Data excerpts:
'''

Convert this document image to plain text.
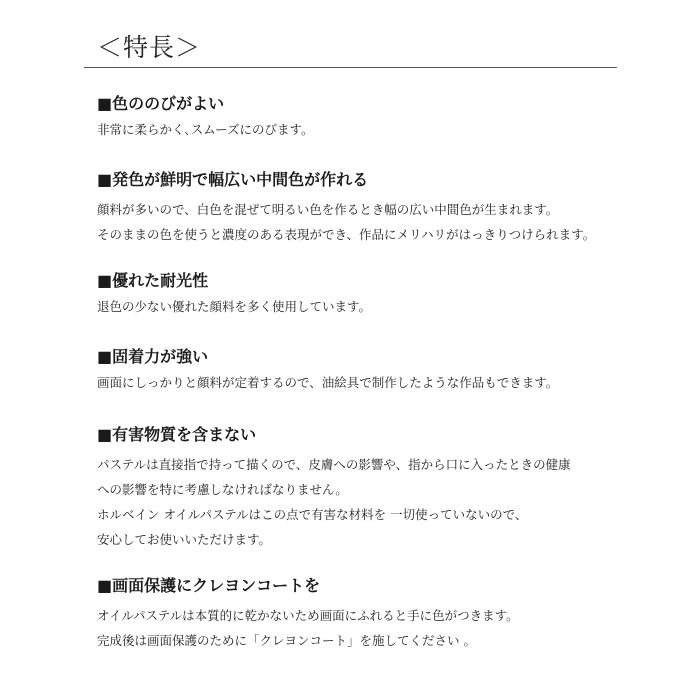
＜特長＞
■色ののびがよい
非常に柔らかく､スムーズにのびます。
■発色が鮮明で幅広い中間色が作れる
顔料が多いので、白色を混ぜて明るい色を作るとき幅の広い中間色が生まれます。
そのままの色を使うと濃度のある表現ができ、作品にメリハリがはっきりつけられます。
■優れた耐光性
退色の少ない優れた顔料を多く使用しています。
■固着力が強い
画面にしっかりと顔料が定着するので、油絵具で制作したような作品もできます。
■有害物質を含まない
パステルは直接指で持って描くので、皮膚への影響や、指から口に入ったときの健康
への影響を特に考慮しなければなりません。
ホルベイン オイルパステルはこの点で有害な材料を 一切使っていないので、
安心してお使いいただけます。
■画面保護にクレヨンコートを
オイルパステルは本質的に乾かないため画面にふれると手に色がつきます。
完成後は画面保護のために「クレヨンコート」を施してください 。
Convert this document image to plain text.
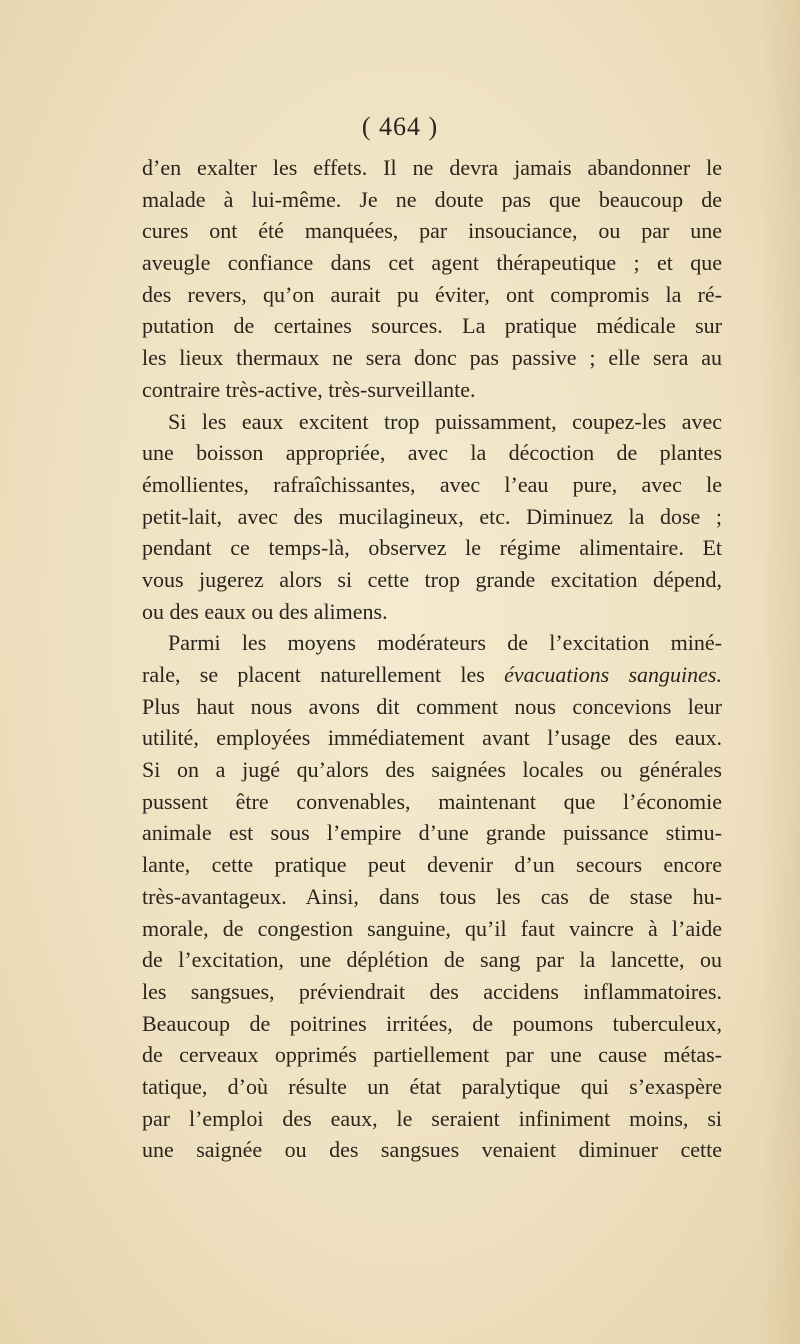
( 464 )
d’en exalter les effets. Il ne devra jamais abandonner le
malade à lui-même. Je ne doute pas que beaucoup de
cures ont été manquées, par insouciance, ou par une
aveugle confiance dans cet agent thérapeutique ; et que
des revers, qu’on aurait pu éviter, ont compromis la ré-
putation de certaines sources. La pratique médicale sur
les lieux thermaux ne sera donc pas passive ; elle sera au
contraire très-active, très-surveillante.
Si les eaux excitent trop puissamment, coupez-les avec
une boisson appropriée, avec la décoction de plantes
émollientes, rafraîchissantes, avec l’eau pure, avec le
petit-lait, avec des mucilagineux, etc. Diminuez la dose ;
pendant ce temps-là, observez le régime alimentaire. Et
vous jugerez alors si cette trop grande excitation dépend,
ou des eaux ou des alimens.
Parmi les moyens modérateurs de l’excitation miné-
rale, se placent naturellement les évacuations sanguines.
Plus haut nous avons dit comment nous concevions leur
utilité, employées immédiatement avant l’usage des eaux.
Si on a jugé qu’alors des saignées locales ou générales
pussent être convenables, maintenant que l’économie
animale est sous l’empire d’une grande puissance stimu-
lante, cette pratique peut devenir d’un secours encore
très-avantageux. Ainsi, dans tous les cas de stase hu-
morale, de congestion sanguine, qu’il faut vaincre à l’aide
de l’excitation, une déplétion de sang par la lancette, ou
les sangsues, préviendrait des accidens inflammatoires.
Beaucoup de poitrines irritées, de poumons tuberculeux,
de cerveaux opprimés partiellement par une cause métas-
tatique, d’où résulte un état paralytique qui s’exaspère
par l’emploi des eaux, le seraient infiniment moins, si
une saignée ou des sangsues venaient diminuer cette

'''
'''

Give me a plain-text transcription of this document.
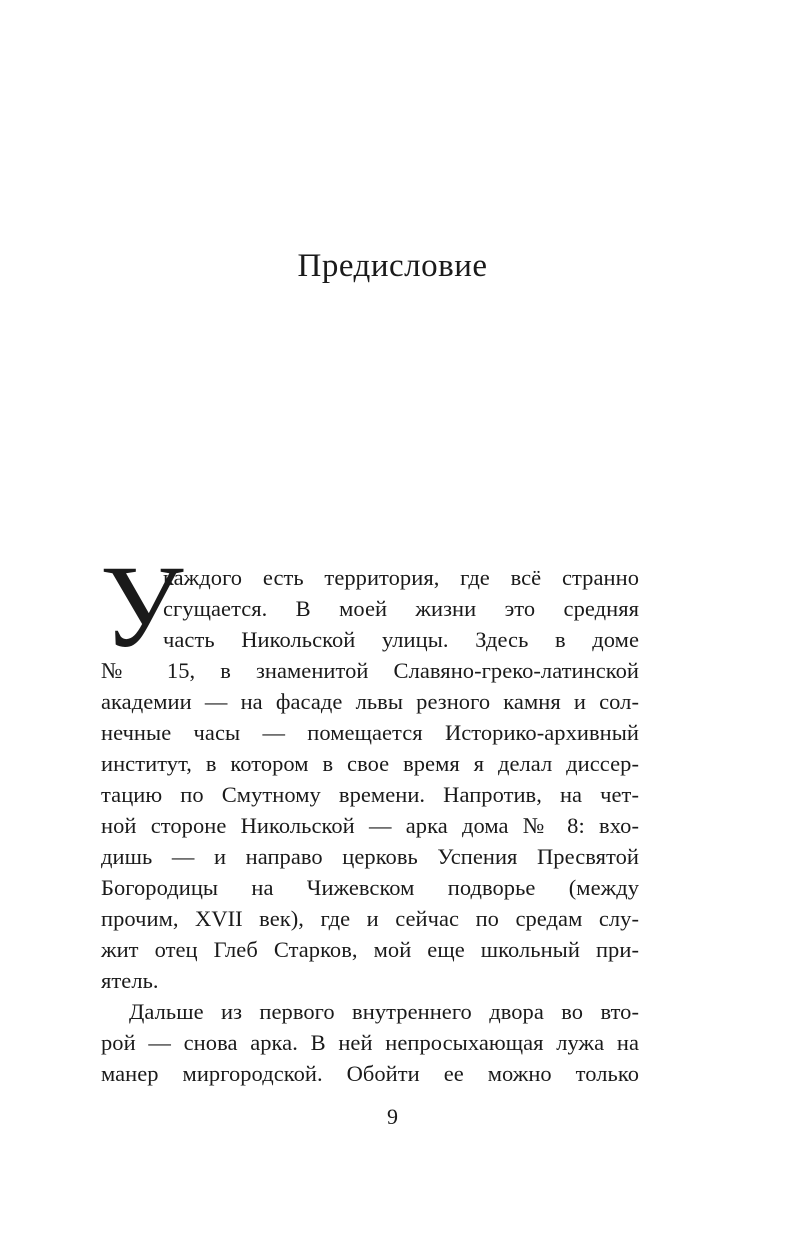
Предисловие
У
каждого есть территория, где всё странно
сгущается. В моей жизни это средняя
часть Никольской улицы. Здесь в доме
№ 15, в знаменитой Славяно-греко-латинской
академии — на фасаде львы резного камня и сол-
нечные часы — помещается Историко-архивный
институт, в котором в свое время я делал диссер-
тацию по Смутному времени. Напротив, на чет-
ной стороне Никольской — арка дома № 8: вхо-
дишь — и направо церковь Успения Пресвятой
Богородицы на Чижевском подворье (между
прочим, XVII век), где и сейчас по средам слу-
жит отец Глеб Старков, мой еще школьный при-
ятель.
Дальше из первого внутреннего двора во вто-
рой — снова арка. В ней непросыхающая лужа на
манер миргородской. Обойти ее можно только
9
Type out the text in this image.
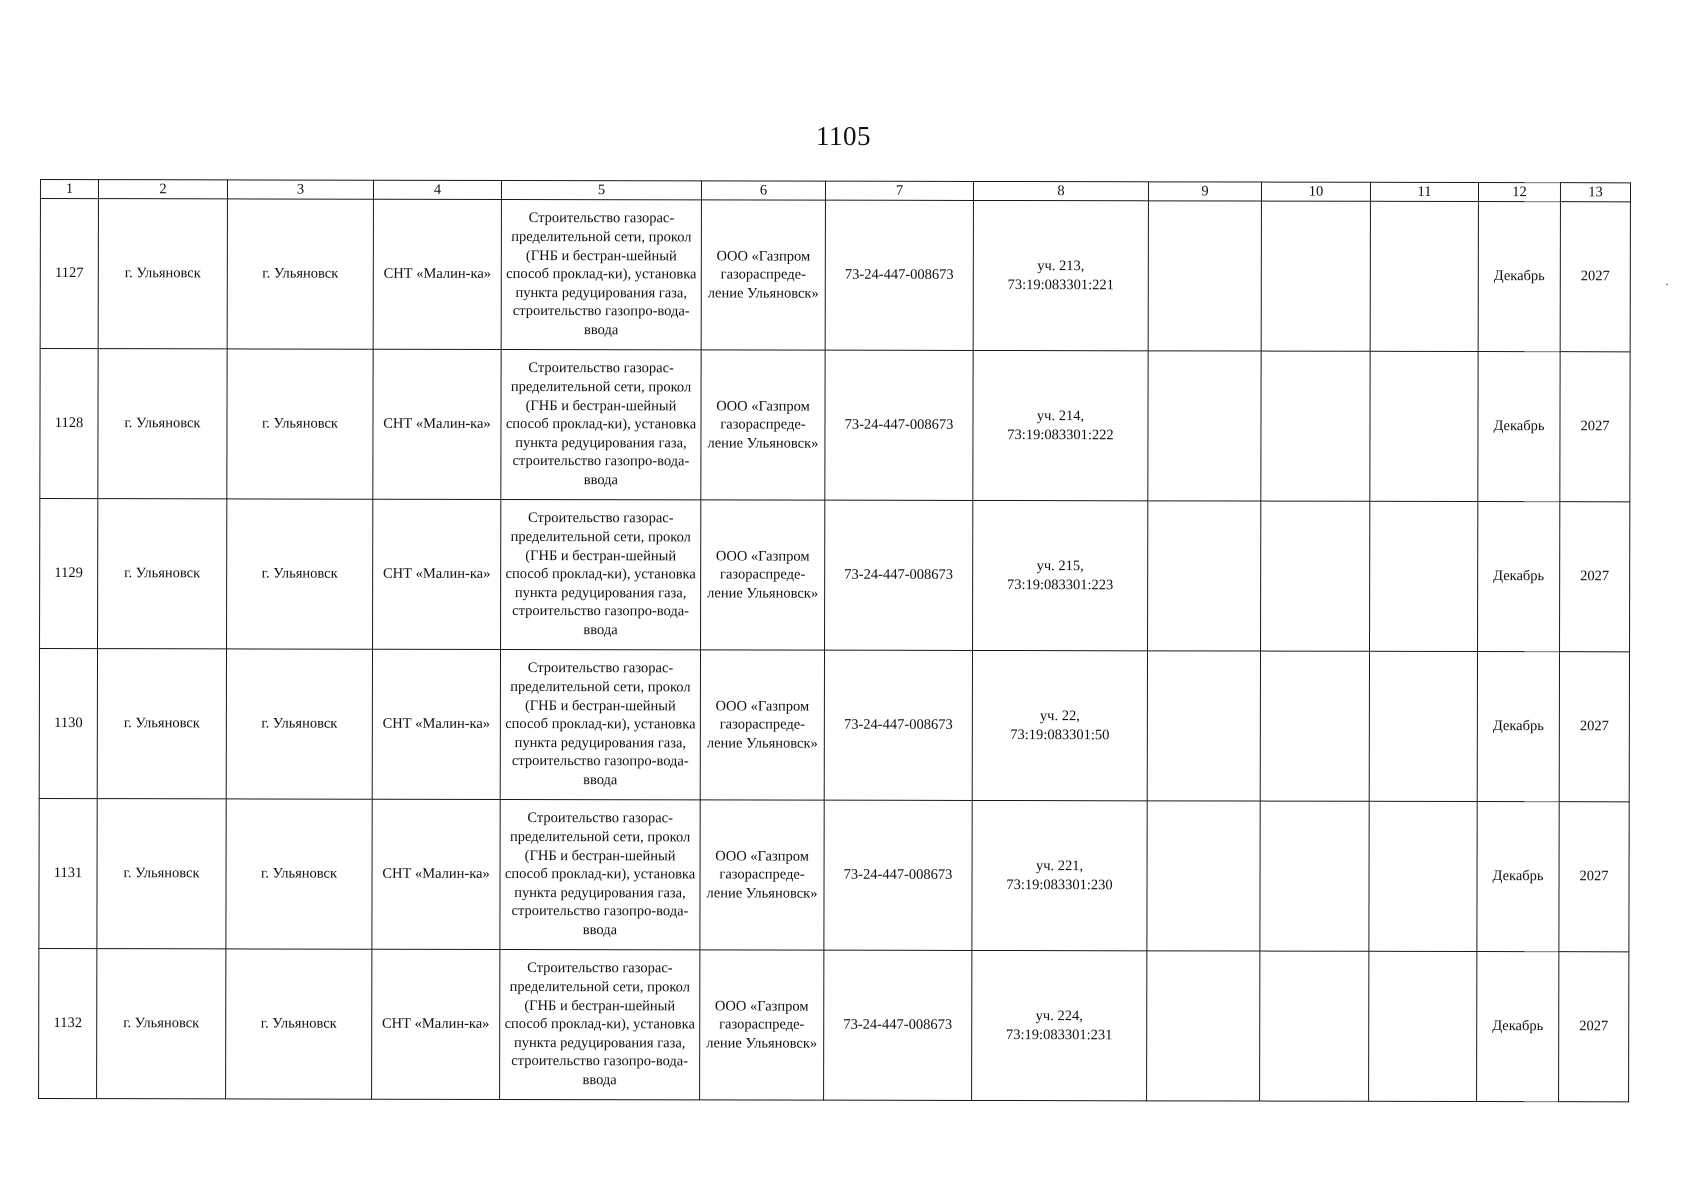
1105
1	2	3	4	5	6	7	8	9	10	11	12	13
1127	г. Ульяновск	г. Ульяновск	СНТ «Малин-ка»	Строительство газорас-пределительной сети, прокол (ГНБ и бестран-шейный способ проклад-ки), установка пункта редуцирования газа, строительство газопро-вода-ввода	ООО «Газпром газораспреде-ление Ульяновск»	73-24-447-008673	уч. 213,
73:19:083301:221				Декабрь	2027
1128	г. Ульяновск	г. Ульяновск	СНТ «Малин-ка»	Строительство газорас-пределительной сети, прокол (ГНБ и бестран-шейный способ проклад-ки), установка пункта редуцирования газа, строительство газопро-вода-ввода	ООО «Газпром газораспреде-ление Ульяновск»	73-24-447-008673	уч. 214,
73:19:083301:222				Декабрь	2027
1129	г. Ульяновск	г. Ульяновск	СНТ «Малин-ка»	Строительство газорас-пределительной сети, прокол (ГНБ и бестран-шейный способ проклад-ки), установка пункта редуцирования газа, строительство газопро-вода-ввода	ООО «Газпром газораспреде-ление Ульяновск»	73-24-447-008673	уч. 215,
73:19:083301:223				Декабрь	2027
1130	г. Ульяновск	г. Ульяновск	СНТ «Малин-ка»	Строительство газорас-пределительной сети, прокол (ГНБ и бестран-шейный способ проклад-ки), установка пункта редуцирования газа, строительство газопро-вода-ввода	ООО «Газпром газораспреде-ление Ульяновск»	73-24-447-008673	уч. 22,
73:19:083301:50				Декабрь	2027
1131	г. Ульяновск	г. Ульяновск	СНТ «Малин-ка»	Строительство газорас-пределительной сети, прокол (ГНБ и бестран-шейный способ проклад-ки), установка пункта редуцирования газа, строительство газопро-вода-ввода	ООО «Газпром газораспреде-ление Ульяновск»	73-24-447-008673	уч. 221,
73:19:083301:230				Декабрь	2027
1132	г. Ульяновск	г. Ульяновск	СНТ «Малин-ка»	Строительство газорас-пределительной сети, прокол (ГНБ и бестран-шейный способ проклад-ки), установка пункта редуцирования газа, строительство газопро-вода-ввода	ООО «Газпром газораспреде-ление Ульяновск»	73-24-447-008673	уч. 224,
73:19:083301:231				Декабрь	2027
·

'''
'''

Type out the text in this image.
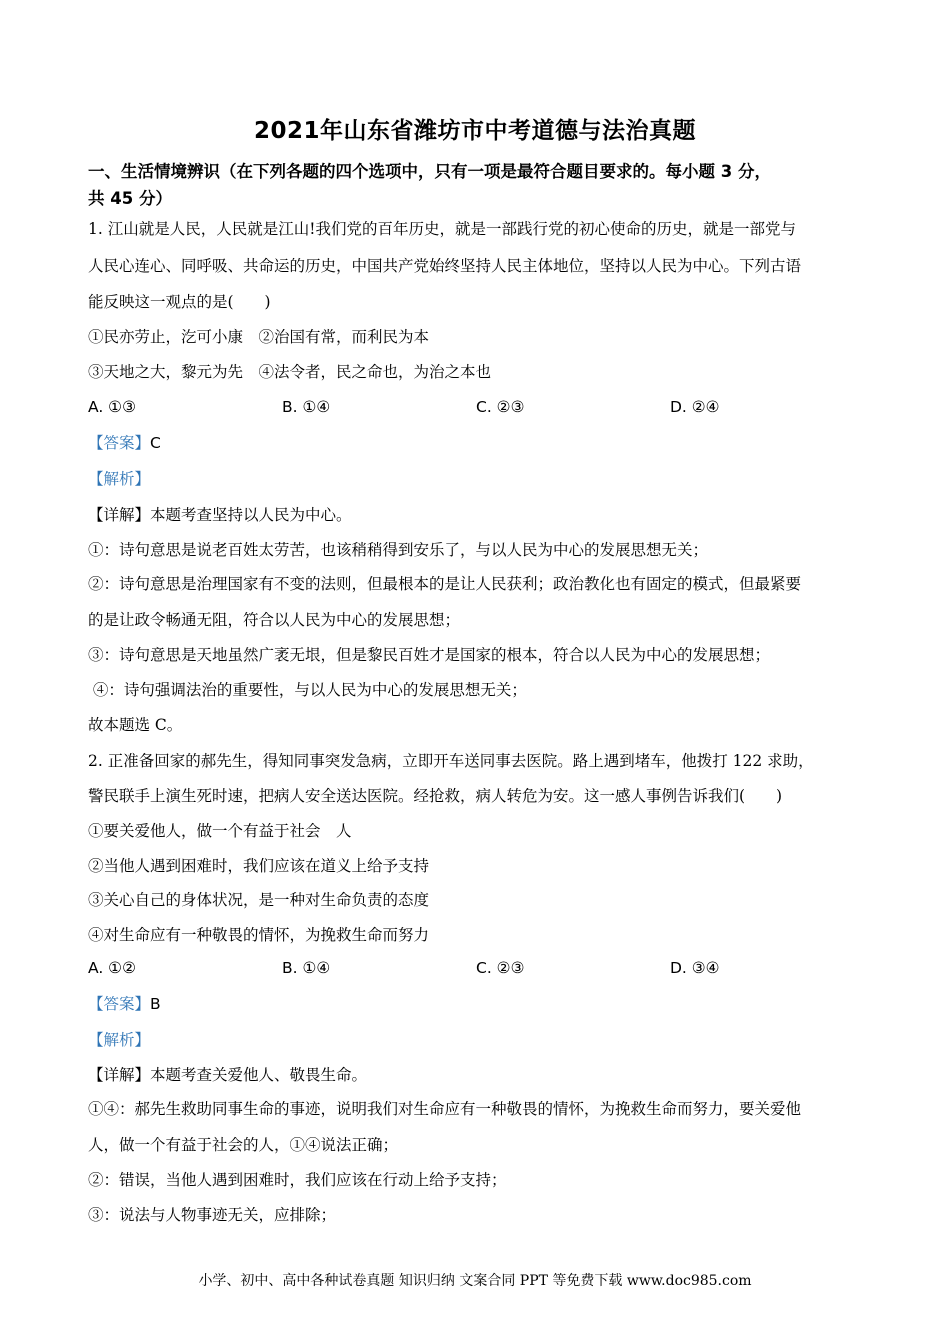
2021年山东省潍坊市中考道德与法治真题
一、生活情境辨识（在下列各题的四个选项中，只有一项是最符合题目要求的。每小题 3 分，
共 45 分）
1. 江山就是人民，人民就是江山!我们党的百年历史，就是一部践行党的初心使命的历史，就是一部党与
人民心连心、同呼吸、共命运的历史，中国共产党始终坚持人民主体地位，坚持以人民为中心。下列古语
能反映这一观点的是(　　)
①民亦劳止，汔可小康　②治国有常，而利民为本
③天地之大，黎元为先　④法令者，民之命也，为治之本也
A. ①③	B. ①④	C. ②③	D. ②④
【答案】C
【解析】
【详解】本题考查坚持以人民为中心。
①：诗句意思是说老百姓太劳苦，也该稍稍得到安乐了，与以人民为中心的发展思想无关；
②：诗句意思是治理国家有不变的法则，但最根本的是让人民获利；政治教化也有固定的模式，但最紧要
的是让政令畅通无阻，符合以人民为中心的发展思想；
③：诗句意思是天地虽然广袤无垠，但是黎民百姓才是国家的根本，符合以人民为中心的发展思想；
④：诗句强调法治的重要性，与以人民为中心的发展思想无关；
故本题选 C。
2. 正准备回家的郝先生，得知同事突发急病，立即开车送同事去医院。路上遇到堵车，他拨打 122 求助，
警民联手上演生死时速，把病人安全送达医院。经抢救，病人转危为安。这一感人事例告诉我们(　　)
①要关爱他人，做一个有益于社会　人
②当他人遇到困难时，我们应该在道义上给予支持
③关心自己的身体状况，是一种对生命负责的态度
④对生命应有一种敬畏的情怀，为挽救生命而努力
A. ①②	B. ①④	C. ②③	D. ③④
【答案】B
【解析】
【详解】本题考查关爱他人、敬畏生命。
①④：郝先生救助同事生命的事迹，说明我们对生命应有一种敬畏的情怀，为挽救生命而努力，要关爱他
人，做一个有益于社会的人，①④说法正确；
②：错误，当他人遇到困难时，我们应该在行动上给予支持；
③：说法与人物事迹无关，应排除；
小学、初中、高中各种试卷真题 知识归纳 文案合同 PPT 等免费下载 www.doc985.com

'''

Which lines in the records above contain the string "Декабрь"? Copy each one.

73:19:083301:221				Декабрь	2027
73:19:083301:222				Декабрь	2027
73:19:083301:223				Декабрь	2027
73:19:083301:50				Декабрь	2027
73:19:083301:230				Декабрь	2027
73:19:083301:231				Декабрь	2027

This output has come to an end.